▼

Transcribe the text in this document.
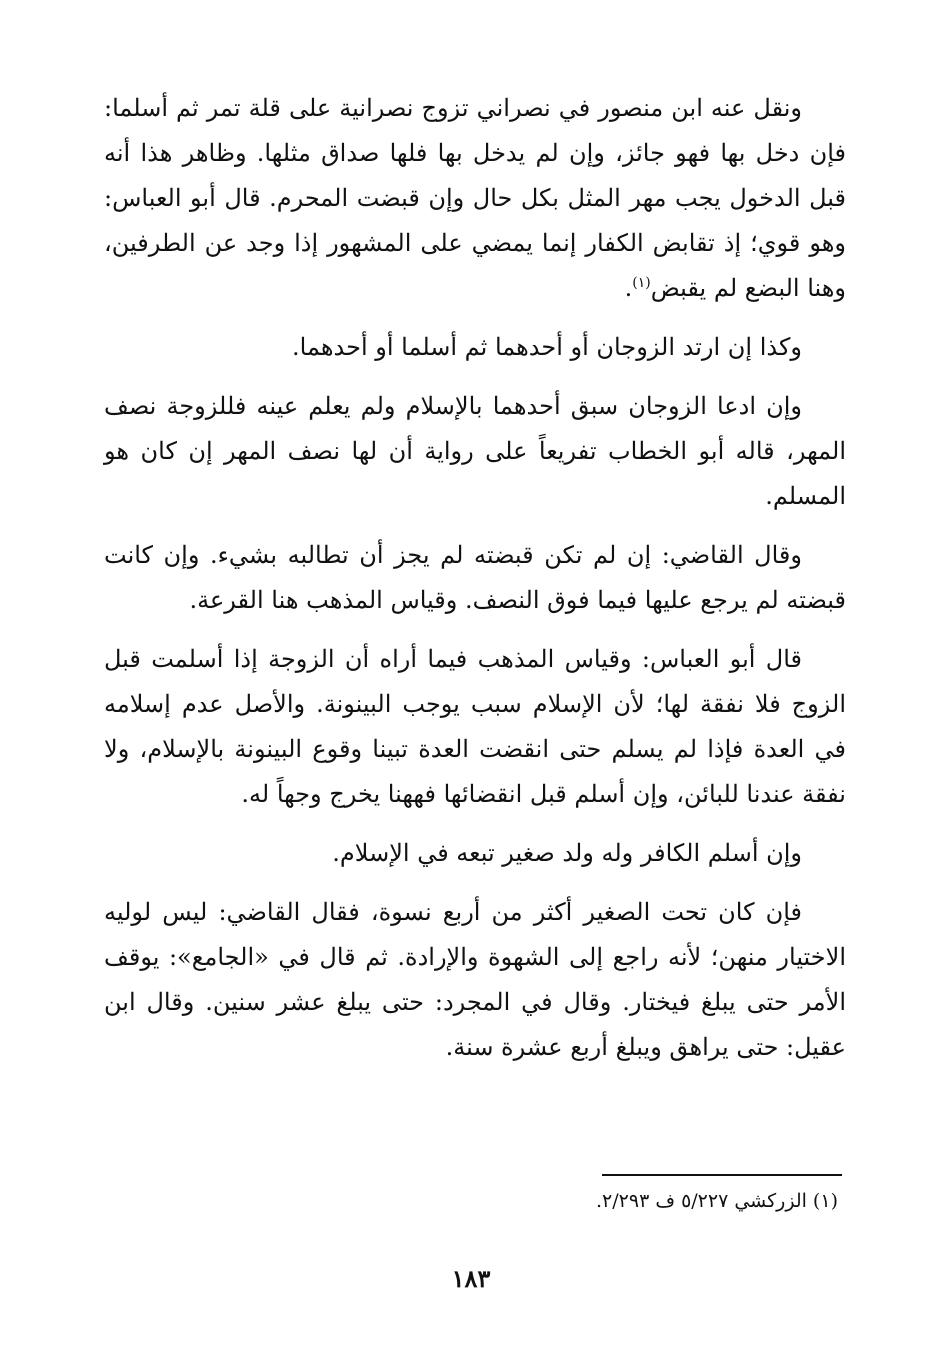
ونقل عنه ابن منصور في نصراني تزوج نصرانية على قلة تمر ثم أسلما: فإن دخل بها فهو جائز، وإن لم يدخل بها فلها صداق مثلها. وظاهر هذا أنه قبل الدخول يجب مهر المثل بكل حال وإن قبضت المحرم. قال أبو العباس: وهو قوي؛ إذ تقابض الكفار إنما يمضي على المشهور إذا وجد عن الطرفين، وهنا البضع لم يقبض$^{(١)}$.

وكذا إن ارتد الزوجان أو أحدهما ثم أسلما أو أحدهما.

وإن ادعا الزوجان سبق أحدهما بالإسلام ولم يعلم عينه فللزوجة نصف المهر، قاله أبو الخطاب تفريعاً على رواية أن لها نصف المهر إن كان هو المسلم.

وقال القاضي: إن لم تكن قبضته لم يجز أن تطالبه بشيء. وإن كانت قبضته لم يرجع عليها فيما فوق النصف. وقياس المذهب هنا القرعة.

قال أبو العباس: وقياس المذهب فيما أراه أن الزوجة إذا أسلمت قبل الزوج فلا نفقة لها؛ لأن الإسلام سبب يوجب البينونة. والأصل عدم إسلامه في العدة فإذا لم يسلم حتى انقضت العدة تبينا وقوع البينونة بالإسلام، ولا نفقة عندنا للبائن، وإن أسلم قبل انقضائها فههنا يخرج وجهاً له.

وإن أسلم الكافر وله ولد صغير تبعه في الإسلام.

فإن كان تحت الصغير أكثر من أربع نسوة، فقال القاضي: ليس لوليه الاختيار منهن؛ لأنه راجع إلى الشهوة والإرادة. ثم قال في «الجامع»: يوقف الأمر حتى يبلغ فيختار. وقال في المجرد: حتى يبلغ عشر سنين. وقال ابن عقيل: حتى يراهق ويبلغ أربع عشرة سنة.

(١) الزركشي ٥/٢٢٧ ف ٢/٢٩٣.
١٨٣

▲
▼

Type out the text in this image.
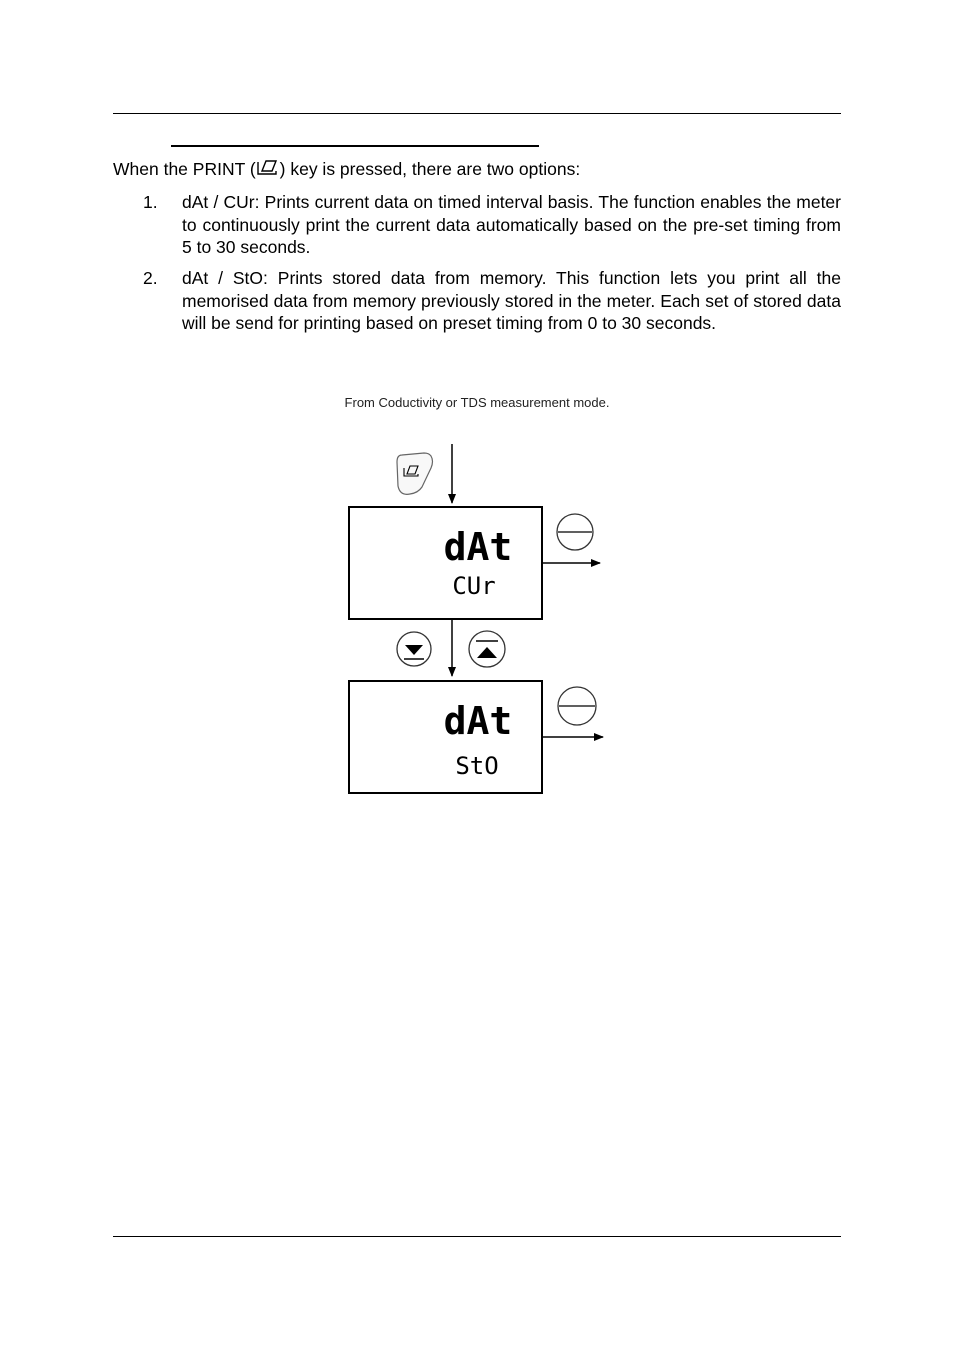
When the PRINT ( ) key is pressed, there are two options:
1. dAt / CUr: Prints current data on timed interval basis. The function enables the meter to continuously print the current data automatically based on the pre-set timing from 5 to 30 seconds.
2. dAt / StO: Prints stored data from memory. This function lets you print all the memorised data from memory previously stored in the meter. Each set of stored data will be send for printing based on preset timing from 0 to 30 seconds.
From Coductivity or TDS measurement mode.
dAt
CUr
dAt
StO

▲

### REQUEST
Go through the listing above and list every line that has the word "seconds".

### REPLY TO THE TASK
1. dAt / CUr: Prints current data on timed interval basis. The function enables the meter to continuously print the current data automatically based on the pre-set timing from 5 to 30 seconds.
2. dAt / StO: Prints stored data from memory. This function lets you print all the memorised data from memory previously stored in the meter. Each set of stored data will be send for printing based on preset timing from 0 to 30 seconds.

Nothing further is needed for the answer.